> WRITTEN TASK: All lines holding the string "אותו" are to be shown.

Dataset entries:
┄┄┄┄┄┄

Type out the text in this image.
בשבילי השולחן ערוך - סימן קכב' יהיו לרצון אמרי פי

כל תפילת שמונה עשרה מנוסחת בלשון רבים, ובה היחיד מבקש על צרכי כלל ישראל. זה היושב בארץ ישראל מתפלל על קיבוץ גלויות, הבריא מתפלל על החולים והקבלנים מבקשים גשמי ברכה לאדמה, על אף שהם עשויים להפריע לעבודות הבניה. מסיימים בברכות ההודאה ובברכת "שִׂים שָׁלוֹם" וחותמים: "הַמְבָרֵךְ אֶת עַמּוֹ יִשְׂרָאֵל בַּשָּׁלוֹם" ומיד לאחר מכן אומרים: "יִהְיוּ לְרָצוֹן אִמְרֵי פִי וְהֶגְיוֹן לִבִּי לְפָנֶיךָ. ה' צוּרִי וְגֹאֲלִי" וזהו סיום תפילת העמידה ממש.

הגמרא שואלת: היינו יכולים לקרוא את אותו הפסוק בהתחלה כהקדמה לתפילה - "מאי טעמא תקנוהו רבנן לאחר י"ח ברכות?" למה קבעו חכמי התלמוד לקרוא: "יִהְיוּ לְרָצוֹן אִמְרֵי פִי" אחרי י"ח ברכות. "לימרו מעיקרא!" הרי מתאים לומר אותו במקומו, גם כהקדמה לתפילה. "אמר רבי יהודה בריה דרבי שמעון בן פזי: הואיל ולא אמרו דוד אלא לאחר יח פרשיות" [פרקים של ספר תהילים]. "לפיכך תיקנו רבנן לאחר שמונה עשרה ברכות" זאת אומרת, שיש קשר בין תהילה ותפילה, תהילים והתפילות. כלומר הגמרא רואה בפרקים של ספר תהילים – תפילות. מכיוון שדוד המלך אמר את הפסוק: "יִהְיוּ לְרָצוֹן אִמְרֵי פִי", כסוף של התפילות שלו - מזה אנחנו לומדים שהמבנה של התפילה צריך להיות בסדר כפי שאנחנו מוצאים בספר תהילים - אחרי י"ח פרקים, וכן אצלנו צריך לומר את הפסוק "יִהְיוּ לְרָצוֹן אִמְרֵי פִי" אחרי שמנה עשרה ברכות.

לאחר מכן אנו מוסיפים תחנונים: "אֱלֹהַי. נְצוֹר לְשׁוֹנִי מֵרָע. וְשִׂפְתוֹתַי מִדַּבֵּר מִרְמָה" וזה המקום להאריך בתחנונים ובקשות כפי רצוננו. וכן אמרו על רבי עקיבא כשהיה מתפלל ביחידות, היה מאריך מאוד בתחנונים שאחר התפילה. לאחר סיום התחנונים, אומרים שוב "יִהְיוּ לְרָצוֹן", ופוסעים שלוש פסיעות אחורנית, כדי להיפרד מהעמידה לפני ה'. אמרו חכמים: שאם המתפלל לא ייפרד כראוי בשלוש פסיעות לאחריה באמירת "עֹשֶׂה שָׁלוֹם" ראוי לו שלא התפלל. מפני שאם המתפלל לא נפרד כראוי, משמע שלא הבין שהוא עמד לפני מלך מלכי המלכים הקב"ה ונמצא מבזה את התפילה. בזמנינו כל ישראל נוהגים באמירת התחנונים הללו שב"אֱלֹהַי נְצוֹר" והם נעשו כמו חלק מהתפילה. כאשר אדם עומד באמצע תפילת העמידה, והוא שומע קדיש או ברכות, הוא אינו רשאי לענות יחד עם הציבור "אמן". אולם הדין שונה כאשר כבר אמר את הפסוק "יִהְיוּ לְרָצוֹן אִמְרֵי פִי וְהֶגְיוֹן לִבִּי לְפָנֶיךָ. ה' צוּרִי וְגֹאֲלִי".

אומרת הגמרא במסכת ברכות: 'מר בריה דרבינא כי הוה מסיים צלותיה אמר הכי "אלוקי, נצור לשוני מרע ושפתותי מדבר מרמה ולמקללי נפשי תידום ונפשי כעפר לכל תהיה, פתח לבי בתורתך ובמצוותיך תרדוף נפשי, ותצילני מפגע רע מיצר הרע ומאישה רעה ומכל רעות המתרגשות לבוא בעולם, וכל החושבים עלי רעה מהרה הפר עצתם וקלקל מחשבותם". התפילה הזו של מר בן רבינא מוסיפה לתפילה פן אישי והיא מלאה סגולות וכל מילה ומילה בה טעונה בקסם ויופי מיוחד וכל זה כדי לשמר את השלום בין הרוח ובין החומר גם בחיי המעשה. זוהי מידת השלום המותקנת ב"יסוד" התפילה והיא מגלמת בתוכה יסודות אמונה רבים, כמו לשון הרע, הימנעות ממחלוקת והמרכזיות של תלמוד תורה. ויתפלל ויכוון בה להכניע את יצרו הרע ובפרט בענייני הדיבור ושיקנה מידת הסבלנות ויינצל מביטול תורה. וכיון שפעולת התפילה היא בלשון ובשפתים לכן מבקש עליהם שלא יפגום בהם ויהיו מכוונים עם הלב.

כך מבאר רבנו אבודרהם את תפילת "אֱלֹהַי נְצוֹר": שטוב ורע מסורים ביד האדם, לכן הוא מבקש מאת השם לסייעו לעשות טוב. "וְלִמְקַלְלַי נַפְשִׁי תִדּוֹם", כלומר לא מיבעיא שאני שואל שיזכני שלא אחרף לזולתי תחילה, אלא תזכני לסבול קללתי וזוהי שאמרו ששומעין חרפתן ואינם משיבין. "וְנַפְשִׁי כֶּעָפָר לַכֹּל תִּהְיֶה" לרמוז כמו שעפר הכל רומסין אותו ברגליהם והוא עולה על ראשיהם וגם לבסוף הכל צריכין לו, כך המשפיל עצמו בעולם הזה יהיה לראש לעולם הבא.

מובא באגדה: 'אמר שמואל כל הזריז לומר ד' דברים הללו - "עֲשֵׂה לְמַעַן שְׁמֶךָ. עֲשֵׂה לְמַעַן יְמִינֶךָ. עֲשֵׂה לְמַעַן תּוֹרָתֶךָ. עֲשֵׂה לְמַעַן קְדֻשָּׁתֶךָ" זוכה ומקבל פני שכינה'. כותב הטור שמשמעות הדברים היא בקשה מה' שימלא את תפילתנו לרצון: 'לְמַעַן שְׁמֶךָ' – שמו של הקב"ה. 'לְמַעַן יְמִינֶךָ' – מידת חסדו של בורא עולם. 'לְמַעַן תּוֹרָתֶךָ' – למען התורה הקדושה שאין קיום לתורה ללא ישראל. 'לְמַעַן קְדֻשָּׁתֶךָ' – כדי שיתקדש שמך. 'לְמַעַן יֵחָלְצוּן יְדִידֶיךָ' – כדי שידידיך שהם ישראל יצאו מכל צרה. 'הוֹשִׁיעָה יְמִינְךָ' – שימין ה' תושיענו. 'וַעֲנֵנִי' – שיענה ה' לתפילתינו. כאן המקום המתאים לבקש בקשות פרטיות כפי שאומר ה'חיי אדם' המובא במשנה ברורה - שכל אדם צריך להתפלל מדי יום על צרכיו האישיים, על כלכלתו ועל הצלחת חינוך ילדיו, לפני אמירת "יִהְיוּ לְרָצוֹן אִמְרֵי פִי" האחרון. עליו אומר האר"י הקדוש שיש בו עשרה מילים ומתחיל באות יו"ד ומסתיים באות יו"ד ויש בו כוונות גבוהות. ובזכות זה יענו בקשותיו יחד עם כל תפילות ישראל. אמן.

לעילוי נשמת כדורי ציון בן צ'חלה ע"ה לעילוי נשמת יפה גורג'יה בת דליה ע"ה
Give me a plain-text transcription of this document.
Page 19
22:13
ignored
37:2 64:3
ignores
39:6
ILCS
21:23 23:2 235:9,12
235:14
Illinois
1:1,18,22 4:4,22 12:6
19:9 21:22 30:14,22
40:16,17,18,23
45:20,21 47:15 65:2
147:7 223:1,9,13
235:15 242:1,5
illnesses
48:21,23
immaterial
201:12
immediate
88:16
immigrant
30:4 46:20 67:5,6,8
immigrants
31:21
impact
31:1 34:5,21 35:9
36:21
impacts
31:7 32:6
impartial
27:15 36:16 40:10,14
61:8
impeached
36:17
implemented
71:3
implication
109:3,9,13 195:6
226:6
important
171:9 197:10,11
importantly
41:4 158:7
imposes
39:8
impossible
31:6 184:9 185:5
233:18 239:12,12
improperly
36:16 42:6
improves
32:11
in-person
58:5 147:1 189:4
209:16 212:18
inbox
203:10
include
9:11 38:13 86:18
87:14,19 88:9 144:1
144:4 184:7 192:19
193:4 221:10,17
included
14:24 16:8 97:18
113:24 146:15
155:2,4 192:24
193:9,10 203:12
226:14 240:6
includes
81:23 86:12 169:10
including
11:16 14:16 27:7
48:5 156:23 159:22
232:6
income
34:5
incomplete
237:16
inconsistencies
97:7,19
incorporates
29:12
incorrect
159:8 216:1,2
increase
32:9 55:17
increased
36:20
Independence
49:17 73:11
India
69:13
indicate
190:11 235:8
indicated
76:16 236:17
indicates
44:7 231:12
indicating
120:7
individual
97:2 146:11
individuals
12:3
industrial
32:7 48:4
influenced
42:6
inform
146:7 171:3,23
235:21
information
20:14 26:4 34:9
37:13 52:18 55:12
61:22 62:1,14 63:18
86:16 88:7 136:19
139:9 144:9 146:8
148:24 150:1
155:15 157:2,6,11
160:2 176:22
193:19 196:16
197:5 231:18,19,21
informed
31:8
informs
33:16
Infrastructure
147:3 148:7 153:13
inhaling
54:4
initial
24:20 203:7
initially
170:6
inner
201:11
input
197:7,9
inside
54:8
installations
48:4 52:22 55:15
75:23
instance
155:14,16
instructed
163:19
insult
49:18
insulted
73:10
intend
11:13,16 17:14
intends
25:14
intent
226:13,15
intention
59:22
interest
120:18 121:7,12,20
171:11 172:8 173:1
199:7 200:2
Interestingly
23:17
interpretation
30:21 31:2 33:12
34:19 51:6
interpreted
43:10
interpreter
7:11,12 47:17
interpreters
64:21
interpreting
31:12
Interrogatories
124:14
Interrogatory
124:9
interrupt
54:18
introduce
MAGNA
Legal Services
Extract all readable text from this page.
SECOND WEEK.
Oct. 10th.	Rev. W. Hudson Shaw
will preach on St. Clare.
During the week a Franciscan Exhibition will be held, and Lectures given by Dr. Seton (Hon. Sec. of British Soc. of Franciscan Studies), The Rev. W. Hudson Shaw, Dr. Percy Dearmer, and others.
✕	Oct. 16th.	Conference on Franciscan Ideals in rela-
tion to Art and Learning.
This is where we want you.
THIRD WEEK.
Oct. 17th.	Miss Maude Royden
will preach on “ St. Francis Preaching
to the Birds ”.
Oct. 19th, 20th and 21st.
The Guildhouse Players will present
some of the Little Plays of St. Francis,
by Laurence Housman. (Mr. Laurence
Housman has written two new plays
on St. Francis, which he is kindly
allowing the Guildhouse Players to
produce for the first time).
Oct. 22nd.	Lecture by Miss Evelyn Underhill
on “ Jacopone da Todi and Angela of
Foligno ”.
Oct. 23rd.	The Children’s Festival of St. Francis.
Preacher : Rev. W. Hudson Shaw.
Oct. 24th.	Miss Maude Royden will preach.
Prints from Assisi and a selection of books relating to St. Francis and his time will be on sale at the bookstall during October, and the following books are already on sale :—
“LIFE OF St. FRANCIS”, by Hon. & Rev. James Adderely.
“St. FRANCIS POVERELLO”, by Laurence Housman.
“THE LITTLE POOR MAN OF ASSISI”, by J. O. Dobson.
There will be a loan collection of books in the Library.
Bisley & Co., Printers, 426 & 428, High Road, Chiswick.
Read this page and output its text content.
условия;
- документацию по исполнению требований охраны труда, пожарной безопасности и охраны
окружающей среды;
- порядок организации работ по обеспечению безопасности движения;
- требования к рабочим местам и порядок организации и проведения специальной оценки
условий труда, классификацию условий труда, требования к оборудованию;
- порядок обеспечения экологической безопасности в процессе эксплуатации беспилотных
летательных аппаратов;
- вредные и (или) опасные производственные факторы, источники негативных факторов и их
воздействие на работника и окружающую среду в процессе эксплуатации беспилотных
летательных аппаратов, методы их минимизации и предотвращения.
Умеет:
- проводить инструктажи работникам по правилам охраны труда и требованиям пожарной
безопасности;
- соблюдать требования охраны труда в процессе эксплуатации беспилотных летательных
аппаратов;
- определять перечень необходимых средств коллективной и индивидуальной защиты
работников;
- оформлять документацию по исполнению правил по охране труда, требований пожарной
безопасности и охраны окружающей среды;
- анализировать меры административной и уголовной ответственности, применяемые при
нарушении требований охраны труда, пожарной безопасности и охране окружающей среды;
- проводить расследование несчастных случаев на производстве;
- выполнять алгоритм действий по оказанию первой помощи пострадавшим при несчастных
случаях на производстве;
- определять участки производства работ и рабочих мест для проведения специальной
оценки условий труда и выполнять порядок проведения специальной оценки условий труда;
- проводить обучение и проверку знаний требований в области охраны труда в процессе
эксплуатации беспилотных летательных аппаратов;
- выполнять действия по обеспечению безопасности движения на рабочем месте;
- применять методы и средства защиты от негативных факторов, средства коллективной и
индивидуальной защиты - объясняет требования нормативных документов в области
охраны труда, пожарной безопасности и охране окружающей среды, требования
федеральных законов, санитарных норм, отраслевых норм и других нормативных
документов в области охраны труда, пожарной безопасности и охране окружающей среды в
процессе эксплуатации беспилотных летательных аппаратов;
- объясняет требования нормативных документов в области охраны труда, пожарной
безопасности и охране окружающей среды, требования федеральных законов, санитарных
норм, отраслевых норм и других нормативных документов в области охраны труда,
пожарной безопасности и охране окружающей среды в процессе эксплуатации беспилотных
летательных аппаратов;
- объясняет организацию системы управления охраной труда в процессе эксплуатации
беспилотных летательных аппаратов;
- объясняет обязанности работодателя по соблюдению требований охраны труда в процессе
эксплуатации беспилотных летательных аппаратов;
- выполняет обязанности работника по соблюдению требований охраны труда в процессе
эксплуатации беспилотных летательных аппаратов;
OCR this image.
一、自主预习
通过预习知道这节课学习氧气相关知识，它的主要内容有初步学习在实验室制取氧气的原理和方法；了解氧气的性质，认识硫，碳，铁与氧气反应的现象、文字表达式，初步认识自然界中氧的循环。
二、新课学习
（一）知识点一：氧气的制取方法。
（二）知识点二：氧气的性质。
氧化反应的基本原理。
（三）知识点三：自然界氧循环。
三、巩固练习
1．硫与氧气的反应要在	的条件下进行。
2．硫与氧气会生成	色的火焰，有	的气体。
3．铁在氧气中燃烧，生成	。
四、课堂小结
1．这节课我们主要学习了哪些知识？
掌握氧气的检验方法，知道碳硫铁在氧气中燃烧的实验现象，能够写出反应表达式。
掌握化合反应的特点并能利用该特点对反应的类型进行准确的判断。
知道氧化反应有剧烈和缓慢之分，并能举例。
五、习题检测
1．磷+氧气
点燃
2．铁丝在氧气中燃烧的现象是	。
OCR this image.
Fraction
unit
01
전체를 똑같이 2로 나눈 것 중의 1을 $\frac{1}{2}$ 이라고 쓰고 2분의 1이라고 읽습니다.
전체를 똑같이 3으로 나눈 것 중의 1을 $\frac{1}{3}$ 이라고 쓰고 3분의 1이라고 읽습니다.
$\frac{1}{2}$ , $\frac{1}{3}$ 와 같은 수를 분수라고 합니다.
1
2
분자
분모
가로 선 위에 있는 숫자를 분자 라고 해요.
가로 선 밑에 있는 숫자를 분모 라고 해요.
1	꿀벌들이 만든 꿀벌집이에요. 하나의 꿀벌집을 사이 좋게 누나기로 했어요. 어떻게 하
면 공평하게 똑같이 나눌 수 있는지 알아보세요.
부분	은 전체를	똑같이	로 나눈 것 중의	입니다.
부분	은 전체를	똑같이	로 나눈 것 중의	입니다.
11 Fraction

┄┄┄┄┄┄

> FULL ANSWER:
הגמרא שואלת: היינו יכולים לקרוא את אותו הפסוק בהתחלה כהקדמה לתפילה - "מאי טעמא תקנוהו רבנן לאחר י"ח ברכות?" למה קבעו חכמי התלמוד לקרוא: "יִהְיוּ לְרָצוֹן אִמְרֵי פִי" אחרי י"ח ברכות. "לימרו מעיקרא!" הרי מתאים לומר אותו במקומו, גם כהקדמה לתפילה. "אמר רבי יהודה בריה דרבי שמעון בן פזי: הואיל ולא אמרו דוד אלא לאחר יח פרשיות" [פרקים של ספר תהילים]. "לפיכך תיקנו רבנן לאחר שמונה עשרה ברכות" זאת אומרת, שיש קשר בין תהילה ותפילה, תהילים והתפילות. כלומר הגמרא רואה בפרקים של ספר תהילים – תפילות. מכיוון שדוד המלך אמר את הפסוק: "יִהְיוּ לְרָצוֹן אִמְרֵי פִי", כסוף של התפילות שלו - מזה אנחנו לומדים שהמבנה של התפילה צריך להיות בסדר כפי שאנחנו מוצאים בספר תהילים - אחרי י"ח פרקים, וכן אצלנו צריך לומר את הפסוק "יִהְיוּ לְרָצוֹן אִמְרֵי פִי" אחרי שמנה עשרה ברכות.
כך מבאר רבנו אבודרהם את תפילת "אֱלֹהַי נְצוֹר": שטוב ורע מסורים ביד האדם, לכן הוא מבקש מאת השם לסייעו לעשות טוב. "וְלִמְקַלְלַי נַפְשִׁי תִדּוֹם", כלומר לא מיבעיא שאני שואל שיזכני שלא אחרף לזולתי תחילה, אלא תזכני לסבול קללתי וזוהי שאמרו ששומעין חרפתן ואינם משיבין. "וְנַפְשִׁי כֶּעָפָר לַכֹּל תִּהְיֶה" לרמוז כמו שעפר הכל רומסין אותו ברגליהם והוא עולה על ראשיהם וגם לבסוף הכל צריכין לו, כך המשפיל עצמו בעולם הזה יהיה לראש לעולם הבא.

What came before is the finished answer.